[Stored items]

● ● ●

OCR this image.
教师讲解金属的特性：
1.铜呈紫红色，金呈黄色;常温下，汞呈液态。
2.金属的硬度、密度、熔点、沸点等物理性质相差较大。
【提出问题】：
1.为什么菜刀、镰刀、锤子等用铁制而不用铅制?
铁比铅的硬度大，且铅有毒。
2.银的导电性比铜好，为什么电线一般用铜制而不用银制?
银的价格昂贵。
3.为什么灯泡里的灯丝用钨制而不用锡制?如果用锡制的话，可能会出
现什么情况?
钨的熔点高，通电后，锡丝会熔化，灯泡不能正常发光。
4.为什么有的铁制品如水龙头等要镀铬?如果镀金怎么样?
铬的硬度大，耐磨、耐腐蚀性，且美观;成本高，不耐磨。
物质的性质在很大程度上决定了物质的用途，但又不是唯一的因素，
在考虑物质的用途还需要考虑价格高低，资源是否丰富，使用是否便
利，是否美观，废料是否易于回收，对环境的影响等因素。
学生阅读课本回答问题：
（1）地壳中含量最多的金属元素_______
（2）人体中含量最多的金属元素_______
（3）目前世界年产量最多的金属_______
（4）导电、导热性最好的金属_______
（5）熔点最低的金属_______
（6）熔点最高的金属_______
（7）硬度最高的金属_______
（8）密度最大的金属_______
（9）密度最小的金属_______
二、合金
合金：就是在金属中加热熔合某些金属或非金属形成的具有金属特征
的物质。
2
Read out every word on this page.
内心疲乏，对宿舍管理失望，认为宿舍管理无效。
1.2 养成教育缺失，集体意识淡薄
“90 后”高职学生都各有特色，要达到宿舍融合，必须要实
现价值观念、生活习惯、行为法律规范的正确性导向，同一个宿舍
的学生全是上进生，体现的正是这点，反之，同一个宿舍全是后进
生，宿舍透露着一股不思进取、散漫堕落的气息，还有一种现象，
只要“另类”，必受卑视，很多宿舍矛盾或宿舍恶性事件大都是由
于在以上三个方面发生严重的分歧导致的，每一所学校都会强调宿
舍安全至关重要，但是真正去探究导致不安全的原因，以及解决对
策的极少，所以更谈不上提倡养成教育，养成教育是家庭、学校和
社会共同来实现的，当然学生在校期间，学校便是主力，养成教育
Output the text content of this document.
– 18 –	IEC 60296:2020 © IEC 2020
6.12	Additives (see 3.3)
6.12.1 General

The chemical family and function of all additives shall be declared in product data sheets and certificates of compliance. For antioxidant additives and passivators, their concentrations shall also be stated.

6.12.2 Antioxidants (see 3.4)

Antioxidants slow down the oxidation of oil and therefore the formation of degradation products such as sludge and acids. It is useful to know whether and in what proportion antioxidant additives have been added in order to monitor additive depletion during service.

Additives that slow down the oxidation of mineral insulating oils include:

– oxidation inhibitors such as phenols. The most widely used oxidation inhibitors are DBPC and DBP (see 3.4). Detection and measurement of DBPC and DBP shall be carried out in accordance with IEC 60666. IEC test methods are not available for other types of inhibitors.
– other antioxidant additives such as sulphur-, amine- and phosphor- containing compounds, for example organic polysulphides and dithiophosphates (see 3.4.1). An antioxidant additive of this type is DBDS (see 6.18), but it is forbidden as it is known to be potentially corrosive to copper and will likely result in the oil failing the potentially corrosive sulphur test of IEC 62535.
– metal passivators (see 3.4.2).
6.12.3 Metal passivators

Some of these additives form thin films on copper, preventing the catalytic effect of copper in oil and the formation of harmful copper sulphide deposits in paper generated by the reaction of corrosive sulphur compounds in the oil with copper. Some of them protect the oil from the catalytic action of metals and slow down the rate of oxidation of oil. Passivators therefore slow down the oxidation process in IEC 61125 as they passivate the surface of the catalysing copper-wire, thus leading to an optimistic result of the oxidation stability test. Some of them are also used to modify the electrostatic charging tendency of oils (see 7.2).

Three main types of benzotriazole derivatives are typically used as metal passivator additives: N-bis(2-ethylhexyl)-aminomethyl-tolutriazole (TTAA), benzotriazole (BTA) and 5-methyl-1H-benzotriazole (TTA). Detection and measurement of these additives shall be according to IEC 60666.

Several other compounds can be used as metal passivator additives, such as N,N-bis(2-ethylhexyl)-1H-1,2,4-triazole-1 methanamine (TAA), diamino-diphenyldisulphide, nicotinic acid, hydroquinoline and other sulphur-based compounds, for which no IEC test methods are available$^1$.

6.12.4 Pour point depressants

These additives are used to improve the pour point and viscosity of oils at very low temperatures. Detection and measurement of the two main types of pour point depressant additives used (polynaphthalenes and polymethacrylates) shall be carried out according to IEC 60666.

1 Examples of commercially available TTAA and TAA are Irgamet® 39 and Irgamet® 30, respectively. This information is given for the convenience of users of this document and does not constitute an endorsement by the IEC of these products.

● ● ●

_EXERCISE AIM_. Provide solely the number of lines in the data that include the word "copper".

_SOLUTION TO THIS PROBLEM_. 2